Rows:
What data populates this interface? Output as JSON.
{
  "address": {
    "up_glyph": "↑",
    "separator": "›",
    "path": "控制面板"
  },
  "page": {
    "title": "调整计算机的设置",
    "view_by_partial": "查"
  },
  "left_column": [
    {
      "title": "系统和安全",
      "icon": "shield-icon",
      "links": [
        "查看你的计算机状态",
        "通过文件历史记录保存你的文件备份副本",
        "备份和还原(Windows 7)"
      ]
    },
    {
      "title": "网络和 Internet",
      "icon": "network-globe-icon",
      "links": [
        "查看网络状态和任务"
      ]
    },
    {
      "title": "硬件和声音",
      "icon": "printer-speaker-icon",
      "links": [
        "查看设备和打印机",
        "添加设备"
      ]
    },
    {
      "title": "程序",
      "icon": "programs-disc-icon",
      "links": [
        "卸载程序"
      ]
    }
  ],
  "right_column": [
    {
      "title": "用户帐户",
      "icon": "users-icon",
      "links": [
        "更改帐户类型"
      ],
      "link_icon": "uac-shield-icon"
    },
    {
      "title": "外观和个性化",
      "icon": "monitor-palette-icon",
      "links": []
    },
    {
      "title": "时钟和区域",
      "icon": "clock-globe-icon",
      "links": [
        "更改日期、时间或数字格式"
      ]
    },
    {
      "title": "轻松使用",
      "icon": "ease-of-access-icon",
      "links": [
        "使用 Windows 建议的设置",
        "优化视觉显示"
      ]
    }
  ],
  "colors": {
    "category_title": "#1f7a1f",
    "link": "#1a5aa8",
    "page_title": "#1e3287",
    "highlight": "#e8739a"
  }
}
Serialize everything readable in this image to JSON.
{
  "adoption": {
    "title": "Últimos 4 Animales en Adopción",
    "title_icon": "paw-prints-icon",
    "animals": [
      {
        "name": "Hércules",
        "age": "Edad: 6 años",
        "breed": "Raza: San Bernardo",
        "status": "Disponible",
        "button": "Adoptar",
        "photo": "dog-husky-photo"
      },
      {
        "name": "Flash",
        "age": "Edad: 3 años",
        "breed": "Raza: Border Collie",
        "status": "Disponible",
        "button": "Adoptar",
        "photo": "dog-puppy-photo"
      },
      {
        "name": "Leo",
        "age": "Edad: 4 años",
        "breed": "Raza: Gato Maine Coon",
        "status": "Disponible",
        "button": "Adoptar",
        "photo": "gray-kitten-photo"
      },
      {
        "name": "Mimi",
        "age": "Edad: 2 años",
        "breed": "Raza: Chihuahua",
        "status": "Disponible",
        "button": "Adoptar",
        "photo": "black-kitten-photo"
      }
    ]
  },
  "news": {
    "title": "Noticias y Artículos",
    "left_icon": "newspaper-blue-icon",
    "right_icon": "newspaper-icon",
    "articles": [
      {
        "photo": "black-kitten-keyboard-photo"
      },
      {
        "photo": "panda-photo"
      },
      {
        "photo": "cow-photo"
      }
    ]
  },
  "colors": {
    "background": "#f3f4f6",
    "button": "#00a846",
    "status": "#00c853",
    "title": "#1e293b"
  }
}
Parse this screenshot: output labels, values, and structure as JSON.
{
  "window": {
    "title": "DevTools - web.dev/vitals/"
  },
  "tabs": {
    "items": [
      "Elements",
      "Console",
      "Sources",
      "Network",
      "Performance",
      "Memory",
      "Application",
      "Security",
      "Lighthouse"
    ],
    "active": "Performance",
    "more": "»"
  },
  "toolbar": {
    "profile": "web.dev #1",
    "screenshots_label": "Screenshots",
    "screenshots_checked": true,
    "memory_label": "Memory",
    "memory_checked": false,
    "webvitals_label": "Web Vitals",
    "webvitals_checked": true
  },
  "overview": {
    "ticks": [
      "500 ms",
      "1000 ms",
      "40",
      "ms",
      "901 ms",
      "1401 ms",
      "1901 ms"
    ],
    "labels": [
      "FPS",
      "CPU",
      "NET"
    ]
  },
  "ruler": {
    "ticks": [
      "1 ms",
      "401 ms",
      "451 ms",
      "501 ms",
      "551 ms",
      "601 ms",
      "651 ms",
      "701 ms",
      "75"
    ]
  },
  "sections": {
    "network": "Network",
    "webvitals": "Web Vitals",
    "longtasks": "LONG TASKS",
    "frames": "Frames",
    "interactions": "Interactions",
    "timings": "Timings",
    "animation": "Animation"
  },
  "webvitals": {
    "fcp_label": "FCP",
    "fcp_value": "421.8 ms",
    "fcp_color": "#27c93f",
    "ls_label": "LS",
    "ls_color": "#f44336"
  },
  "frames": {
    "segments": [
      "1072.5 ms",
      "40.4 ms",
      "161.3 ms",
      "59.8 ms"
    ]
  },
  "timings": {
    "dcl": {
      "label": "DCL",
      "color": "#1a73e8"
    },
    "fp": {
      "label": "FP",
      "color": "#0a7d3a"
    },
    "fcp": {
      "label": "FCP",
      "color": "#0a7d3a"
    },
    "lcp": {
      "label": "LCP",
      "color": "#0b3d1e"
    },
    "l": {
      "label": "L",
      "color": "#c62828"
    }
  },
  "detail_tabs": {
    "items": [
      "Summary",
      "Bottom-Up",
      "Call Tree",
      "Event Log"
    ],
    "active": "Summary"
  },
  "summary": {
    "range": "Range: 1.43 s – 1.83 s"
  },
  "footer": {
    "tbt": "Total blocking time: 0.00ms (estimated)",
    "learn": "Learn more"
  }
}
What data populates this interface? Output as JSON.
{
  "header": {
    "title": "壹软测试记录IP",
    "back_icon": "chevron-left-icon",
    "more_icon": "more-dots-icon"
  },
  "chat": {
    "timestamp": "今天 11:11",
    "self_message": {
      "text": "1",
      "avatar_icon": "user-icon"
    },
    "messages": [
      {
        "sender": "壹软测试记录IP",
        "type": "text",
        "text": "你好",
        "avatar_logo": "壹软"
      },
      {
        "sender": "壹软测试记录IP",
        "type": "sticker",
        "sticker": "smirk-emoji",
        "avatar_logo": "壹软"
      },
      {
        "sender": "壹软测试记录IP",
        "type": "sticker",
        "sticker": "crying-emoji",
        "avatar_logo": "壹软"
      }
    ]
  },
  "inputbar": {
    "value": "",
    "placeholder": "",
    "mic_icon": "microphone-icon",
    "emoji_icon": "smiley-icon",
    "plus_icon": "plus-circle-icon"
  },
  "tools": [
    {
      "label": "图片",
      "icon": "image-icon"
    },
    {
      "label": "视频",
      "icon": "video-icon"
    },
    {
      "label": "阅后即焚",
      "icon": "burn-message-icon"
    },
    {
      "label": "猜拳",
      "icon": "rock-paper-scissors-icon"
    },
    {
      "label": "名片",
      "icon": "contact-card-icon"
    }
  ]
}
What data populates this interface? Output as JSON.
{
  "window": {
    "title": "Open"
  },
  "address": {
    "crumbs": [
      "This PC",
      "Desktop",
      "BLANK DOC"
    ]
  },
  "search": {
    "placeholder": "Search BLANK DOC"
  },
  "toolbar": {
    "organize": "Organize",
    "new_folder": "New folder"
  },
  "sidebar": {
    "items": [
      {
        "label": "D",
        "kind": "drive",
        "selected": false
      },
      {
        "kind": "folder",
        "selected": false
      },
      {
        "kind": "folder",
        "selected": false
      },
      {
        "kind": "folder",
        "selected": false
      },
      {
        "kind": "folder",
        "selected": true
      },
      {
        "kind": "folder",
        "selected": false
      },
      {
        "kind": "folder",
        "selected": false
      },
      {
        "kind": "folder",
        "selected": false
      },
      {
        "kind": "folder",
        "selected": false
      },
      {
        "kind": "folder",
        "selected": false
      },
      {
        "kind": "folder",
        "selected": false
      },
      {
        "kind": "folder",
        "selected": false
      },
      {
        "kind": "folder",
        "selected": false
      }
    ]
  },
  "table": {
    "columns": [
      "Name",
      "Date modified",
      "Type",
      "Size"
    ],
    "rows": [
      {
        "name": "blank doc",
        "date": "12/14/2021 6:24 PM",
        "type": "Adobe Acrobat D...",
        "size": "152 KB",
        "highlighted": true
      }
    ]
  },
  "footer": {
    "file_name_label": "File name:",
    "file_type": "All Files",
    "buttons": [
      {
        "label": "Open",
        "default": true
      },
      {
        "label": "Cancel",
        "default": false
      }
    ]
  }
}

Given exercise:
Take each line containing the string "placeholder" and copy it out.

Answer to the exercise:
    "placeholder": "",
    "placeholder": "Search BLANK DOC"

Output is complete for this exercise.